## Excerpt

────

INTRODUCTION
Proximal junctional kyphosis (PJK) and failure (PJF) are complications affecting up to 39% of fusion surgery patients with adult spinal deformity [1] and leading to revision surgery in 2-17% of all cases [2-4]. Poor spinopelvic sagittal alignment is one of the important risk factors, potentially predictive of complications [5]. Sagittal imbalance was shown to be moderately-to-strongly associated with spinal loads [6], and elevated forces acting repetitively on the proximal segment could contribute to the development of mechanical complications in the junctional region. However, the link between proximal segment loads and PJK/PJF has not been explored yet. The hypothesis of this combined clinical and computational study is that early postoperative loads at adjacent segment, as related to sagittal alignment, are greater in patients who later develop PJK or PJF.

────

## The problem
Resume the introduction on proximal junctional kyphosis and spinal loads, carrying on after its final sentence.

────

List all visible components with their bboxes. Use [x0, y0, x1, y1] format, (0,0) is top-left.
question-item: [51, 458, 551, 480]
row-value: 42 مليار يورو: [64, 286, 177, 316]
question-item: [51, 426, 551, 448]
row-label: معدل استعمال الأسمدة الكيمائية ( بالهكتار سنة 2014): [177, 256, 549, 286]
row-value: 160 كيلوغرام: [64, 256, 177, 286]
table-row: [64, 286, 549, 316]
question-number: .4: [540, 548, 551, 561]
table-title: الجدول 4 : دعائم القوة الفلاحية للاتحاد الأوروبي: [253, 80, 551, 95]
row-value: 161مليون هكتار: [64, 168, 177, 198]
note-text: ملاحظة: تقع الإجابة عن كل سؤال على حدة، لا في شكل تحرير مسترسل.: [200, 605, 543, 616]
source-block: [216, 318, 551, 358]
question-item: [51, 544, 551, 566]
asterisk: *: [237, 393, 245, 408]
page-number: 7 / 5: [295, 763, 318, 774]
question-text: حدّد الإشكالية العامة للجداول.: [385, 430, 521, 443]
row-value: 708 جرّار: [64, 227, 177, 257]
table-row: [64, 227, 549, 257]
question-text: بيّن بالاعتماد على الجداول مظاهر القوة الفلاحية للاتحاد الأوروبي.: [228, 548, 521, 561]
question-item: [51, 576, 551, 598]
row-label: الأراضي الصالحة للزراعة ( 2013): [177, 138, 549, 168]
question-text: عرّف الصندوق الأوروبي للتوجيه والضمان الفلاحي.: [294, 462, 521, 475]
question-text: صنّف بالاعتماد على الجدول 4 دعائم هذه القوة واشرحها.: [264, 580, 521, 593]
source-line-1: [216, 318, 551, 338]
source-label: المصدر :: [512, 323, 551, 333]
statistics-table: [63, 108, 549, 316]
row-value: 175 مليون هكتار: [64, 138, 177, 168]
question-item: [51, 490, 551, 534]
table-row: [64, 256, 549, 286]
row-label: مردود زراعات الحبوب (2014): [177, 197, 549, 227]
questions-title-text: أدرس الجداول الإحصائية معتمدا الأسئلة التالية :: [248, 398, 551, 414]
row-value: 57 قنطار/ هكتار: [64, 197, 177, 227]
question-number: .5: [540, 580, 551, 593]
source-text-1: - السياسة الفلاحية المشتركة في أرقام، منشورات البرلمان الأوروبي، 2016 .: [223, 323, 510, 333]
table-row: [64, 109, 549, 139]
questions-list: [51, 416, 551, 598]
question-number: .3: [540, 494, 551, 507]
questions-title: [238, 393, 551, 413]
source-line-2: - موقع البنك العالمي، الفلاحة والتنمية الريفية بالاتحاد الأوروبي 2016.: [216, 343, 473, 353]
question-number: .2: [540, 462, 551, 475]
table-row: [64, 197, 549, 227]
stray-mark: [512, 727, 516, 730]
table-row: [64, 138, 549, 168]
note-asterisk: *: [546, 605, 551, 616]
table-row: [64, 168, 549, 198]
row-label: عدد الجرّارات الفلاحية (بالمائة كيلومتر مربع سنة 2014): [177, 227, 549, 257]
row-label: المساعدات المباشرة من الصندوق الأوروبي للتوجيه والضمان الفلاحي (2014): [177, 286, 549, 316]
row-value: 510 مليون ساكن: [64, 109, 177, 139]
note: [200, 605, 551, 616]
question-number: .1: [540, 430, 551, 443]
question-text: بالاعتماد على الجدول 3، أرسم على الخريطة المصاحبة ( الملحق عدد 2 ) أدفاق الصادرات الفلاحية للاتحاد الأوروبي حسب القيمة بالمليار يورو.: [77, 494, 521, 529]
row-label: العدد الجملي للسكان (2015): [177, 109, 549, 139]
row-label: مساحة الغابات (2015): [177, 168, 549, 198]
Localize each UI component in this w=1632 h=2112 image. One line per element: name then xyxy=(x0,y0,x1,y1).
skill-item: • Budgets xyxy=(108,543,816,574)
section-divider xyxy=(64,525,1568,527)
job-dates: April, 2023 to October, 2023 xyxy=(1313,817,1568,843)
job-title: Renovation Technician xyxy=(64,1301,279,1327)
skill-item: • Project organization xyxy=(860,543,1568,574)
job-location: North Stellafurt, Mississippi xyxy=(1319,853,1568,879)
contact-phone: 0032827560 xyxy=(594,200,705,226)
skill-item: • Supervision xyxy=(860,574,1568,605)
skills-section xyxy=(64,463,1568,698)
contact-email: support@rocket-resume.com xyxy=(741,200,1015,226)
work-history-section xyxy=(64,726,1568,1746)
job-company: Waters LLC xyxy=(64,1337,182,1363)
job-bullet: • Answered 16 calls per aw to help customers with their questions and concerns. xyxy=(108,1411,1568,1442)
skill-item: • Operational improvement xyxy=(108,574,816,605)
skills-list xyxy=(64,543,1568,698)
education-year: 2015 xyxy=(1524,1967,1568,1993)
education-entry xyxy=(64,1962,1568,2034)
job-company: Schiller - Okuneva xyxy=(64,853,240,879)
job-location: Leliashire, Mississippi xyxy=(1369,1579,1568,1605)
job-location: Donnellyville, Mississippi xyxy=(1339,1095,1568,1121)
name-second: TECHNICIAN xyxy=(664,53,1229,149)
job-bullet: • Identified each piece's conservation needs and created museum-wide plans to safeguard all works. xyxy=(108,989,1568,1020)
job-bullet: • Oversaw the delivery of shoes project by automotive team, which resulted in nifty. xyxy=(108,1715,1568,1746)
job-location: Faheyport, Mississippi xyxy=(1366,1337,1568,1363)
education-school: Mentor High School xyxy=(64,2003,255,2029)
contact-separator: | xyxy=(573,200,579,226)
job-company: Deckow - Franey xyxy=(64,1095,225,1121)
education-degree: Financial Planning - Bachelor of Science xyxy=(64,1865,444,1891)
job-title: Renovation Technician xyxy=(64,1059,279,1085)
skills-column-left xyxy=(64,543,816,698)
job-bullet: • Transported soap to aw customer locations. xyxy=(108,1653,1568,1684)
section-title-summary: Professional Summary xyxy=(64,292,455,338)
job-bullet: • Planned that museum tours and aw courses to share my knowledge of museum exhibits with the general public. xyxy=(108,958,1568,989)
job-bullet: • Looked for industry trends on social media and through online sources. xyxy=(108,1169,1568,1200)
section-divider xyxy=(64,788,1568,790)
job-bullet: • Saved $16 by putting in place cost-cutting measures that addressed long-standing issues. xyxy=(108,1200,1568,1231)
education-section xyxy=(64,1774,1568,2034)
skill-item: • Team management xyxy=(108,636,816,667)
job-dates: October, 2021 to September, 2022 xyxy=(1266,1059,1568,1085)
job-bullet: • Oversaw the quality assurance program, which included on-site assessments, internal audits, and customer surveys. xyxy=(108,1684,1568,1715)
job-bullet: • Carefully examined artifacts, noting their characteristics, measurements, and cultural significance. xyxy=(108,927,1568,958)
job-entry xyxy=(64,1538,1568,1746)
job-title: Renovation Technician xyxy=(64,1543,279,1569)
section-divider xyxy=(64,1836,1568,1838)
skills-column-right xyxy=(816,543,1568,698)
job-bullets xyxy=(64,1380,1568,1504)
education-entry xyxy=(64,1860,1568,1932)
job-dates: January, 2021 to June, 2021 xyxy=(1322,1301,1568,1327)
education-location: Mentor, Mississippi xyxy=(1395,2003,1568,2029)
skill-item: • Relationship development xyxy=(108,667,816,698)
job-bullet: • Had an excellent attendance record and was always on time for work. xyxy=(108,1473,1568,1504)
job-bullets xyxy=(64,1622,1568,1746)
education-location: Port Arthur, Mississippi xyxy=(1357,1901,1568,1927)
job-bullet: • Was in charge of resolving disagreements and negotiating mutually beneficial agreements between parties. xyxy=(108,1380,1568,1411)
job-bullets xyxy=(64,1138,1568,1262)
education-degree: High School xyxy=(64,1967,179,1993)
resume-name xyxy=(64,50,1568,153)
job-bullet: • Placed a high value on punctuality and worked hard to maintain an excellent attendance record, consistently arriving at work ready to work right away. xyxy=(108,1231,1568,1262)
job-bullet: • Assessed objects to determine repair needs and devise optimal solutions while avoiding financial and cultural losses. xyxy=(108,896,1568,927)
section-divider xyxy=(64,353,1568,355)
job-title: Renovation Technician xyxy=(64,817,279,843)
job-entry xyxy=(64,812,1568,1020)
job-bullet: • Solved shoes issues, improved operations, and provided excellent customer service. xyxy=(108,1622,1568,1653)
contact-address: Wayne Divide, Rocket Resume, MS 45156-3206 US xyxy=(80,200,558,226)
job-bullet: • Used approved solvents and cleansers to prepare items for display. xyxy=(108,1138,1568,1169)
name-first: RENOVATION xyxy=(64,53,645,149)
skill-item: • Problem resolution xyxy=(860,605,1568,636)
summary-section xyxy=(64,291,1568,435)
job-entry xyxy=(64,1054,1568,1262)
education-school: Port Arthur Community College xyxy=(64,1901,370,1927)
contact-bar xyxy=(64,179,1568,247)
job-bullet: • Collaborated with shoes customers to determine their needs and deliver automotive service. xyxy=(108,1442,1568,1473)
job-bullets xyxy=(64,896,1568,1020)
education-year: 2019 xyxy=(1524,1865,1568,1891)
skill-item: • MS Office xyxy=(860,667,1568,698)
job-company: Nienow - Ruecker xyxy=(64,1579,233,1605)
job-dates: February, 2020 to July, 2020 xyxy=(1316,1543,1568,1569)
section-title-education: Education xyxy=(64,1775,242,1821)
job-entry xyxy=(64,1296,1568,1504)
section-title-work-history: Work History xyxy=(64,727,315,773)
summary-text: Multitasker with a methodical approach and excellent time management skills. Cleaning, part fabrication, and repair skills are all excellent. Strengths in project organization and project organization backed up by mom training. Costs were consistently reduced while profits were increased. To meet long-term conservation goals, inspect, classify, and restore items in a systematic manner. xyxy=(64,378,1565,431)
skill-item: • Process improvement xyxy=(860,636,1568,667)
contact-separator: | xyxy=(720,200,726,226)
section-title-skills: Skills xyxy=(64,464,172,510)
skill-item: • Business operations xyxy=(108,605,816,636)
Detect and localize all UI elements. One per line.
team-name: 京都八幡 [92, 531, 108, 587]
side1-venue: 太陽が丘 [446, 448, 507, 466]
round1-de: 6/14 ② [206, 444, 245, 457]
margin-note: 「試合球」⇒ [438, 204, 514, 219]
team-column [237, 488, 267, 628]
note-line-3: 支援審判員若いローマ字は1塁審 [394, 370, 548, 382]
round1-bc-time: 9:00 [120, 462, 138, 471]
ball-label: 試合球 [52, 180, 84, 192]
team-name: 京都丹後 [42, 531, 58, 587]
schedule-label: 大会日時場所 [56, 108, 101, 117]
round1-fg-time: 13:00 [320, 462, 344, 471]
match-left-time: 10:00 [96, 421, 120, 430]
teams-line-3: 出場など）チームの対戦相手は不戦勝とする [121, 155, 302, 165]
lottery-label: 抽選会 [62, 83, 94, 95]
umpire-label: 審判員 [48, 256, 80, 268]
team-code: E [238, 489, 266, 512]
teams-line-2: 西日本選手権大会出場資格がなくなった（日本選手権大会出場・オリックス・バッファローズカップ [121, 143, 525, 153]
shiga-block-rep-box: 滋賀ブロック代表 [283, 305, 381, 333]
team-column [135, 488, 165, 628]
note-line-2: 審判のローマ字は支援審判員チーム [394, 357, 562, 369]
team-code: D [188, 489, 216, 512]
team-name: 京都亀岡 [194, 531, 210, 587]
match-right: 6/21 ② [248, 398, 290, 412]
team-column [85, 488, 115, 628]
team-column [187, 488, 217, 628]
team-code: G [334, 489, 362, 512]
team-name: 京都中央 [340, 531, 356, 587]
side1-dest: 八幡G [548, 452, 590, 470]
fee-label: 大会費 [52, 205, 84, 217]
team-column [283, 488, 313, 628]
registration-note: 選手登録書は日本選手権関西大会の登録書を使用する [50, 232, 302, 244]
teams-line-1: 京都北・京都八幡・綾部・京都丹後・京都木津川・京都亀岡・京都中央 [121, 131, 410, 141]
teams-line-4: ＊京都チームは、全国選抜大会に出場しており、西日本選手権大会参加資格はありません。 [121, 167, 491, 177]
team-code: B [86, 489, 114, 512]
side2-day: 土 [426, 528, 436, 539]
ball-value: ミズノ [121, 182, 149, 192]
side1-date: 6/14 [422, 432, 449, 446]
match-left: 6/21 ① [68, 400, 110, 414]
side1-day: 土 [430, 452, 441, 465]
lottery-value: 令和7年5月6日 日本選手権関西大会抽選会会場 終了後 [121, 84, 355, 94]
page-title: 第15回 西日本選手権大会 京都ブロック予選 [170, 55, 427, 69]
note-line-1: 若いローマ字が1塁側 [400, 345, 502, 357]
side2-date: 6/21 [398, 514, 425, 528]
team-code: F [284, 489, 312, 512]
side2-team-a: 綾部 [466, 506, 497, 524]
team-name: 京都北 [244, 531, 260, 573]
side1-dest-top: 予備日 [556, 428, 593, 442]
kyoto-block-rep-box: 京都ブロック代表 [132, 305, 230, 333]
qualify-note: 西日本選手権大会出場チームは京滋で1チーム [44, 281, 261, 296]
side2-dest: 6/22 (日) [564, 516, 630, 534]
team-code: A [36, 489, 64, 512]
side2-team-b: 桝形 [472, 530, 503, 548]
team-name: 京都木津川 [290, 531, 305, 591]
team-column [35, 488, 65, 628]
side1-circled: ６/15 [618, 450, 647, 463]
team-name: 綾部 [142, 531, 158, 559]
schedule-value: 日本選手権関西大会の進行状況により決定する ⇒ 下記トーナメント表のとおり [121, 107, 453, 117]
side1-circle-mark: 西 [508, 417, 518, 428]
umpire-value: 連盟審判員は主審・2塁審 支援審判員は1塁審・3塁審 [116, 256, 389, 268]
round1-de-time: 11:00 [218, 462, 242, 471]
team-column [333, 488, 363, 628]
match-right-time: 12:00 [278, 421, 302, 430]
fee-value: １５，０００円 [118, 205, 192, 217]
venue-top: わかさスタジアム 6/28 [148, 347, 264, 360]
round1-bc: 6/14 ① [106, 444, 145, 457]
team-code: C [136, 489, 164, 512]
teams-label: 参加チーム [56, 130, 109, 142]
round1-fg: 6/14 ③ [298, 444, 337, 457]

────

## Result below
METHODS
A sample of N=70 patients with adult spinal deformity treated with T10-Pelvis fusion and followed-up for at least 2 years was retrospectively retrieved from a prospectively collected multi-centric database. Sagittal alignment (individual vertebrae C2-L5, sacrum and pelvis) was annotated in postoperative (<6 weeks) radiographs. Alignment data, body weight and height were used to modify a previously established validated generic musculoskeletal model of the spine [7] with fusion [8] to construct patient-specific spine models. Inverse-static simulations of upright standing posture were performed to predict postoperative loads at the adjacent segment, T9/T10.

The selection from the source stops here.